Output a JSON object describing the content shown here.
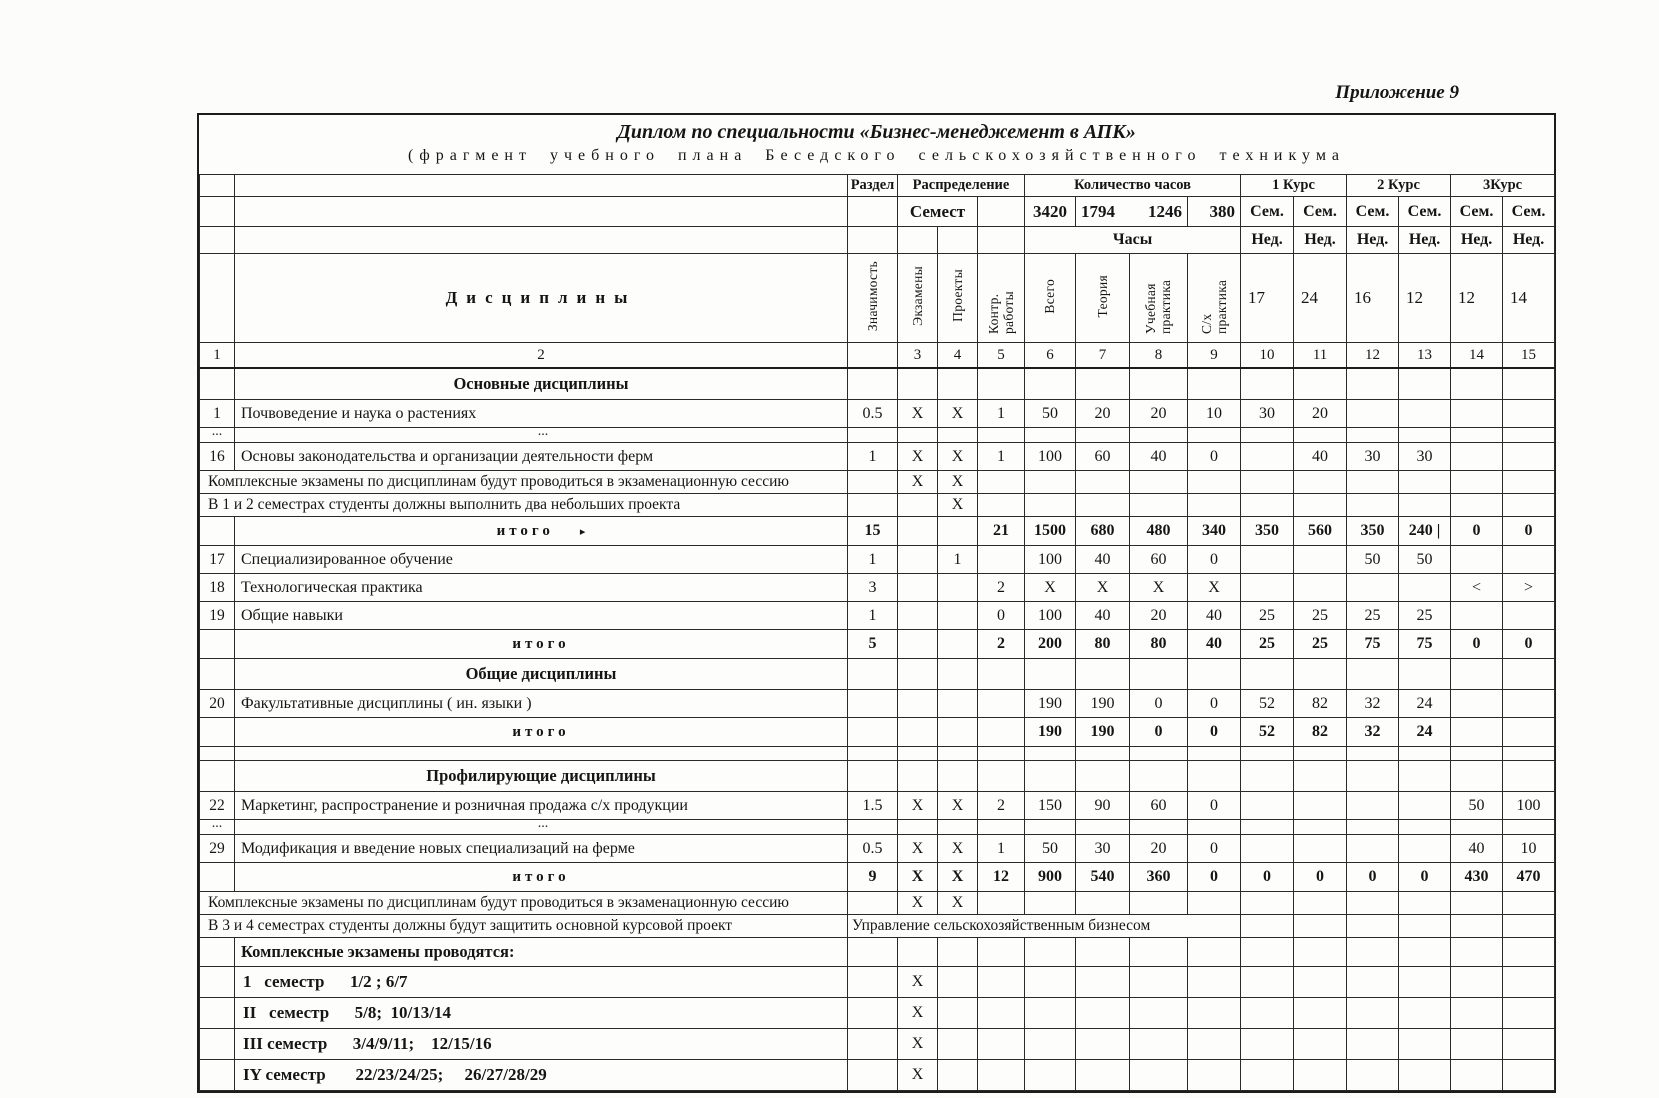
{
  "page": {
    "appendix": "Приложение 9"
  },
  "title": {
    "line1": "Диплом по специальности «Бизнес-менеджемент в АПК»",
    "line2": "(фрагмент учебного плана Беседского сельскохозяйственного техникума"
  },
  "header": {
    "razdel": "Раздел",
    "raspredelenie": "Распределение",
    "kolichestvo_chasov": "Количество часов",
    "kurs1": "1 Курс",
    "kurs2": "2 Курс",
    "kurs3": "3Курс",
    "semest": "Семест",
    "total_vsego": "3420",
    "total_teoria": "1794",
    "total_uch_praktika": "1246",
    "total_sx": "380",
    "sem": "Сем.",
    "ned": "Нед.",
    "chasy": "Часы",
    "disciplines": "Дисциплины",
    "rotated": [
      "Значимость",
      "Экзамены",
      "Проекты",
      "Контр. работы",
      "Всего",
      "Теория",
      "Учебная практика",
      "С/х практика"
    ],
    "weeks": [
      "17",
      "24",
      "16",
      "12",
      "12",
      "14"
    ],
    "col_numbers": [
      "1",
      "2",
      "3",
      "4",
      "5",
      "6",
      "7",
      "8",
      "9",
      "10",
      "11",
      "12",
      "13",
      "14",
      "15"
    ]
  },
  "rows": [
    {
      "type": "section",
      "name": "Основные дисциплины"
    },
    {
      "type": "item",
      "num": "1",
      "name": "Почвоведение и наука о растениях",
      "cells": [
        "0.5",
        "X",
        "X",
        "1",
        "50",
        "20",
        "20",
        "10",
        "30",
        "20",
        "",
        "",
        "",
        ""
      ]
    },
    {
      "type": "dots",
      "num": "...",
      "name": "..."
    },
    {
      "type": "item",
      "num": "16",
      "name": "Основы законодательства и организации деятельности ферм",
      "cells": [
        "1",
        "X",
        "X",
        "1",
        "100",
        "60",
        "40",
        "0",
        "",
        "40",
        "30",
        "30",
        "",
        ""
      ]
    },
    {
      "type": "note",
      "name": "Комплексные экзамены по дисциплинам будут проводиться в экзаменационную сессию",
      "cells": [
        "",
        "X",
        "X",
        "",
        "",
        "",
        "",
        "",
        "",
        "",
        "",
        "",
        "",
        ""
      ]
    },
    {
      "type": "note",
      "name": "В 1 и 2 семестрах студенты должны выполнить два небольших проекта",
      "cells": [
        "",
        "",
        "X",
        "",
        "",
        "",
        "",
        "",
        "",
        "",
        "",
        "",
        "",
        ""
      ]
    },
    {
      "type": "total",
      "name": "итого",
      "marker": "▸",
      "cells": [
        "15",
        "",
        "",
        "21",
        "1500",
        "680",
        "480",
        "340",
        "350",
        "560",
        "350",
        "240 |",
        "0",
        "0"
      ]
    },
    {
      "type": "item",
      "num": "17",
      "name": "Специализированное обучение",
      "cells": [
        "1",
        "",
        "1",
        "",
        "100",
        "40",
        "60",
        "0",
        "",
        "",
        "50",
        "50",
        "",
        ""
      ]
    },
    {
      "type": "item",
      "num": "18",
      "name": "Технологическая практика",
      "cells": [
        "3",
        "",
        "",
        "2",
        "X",
        "X",
        "X",
        "X",
        "",
        "",
        "",
        "",
        "<",
        ">"
      ]
    },
    {
      "type": "item",
      "num": "19",
      "name": "Общие навыки",
      "cells": [
        "1",
        "",
        "",
        "0",
        "100",
        "40",
        "20",
        "40",
        "25",
        "25",
        "25",
        "25",
        "",
        ""
      ]
    },
    {
      "type": "total",
      "name": "итого",
      "cells": [
        "5",
        "",
        "",
        "2",
        "200",
        "80",
        "80",
        "40",
        "25",
        "25",
        "75",
        "75",
        "0",
        "0"
      ]
    },
    {
      "type": "section",
      "name": "Общие дисциплины"
    },
    {
      "type": "item",
      "num": "20",
      "name": "Факультативные дисциплины ( ин. языки )",
      "cells": [
        "",
        "",
        "",
        "",
        "190",
        "190",
        "0",
        "0",
        "52",
        "82",
        "32",
        "24",
        "",
        ""
      ]
    },
    {
      "type": "total",
      "name": "итого",
      "cells": [
        "",
        "",
        "",
        "",
        "190",
        "190",
        "0",
        "0",
        "52",
        "82",
        "32",
        "24",
        "",
        ""
      ]
    },
    {
      "type": "empty"
    },
    {
      "type": "section",
      "name": "Профилирующие дисциплины"
    },
    {
      "type": "item",
      "num": "22",
      "name": "Маркетинг, распространение и розничная продажа с/х продукции",
      "cells": [
        "1.5",
        "X",
        "X",
        "2",
        "150",
        "90",
        "60",
        "0",
        "",
        "",
        "",
        "",
        "50",
        "100"
      ]
    },
    {
      "type": "dots",
      "num": "...",
      "name": "..."
    },
    {
      "type": "item",
      "num": "29",
      "name": "Модификация и введение новых специализаций на ферме",
      "cells": [
        "0.5",
        "X",
        "X",
        "1",
        "50",
        "30",
        "20",
        "0",
        "",
        "",
        "",
        "",
        "40",
        "10"
      ]
    },
    {
      "type": "total",
      "name": "итого",
      "cells": [
        "9",
        "X",
        "X",
        "12",
        "900",
        "540",
        "360",
        "0",
        "0",
        "0",
        "0",
        "0",
        "430",
        "470"
      ]
    },
    {
      "type": "note",
      "name": "Комплексные экзамены по дисциплинам будут проводиться в экзаменационную сессию",
      "cells": [
        "",
        "X",
        "X",
        "",
        "",
        "",
        "",
        "",
        "",
        "",
        "",
        "",
        "",
        ""
      ]
    },
    {
      "type": "note-wide",
      "name": "В 3 и 4 семестрах студенты должны будут защитить основной курсовой проект",
      "note": "Управление сельскохозяйственным  бизнесом"
    },
    {
      "type": "subhead",
      "name": "Комплексные экзамены проводятся:"
    },
    {
      "type": "semester",
      "name": "1   семестр      1/2 ; 6/7",
      "cells": [
        "",
        "X",
        "",
        "",
        "",
        "",
        "",
        "",
        "",
        "",
        "",
        "",
        "",
        ""
      ]
    },
    {
      "type": "semester",
      "name": "II   семестр      5/8;  10/13/14",
      "cells": [
        "",
        "X",
        "",
        "",
        "",
        "",
        "",
        "",
        "",
        "",
        "",
        "",
        "",
        ""
      ]
    },
    {
      "type": "semester",
      "name": "III семестр      3/4/9/11;    12/15/16",
      "cells": [
        "",
        "X",
        "",
        "",
        "",
        "",
        "",
        "",
        "",
        "",
        "",
        "",
        "",
        ""
      ]
    },
    {
      "type": "semester",
      "name": "IY семестр       22/23/24/25;     26/27/28/29",
      "cells": [
        "",
        "X",
        "",
        "",
        "",
        "",
        "",
        "",
        "",
        "",
        "",
        "",
        "",
        ""
      ]
    }
  ]
}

◆ **The request**:
Where a line in the material above holds "должны", copy that line.

◆ **Final answer**:
      "name": "В 1 и 2 семестрах студенты должны выполнить два небольших проекта",
      "name": "В 3 и 4 семестрах студенты должны будут защитить основной курсовой проект",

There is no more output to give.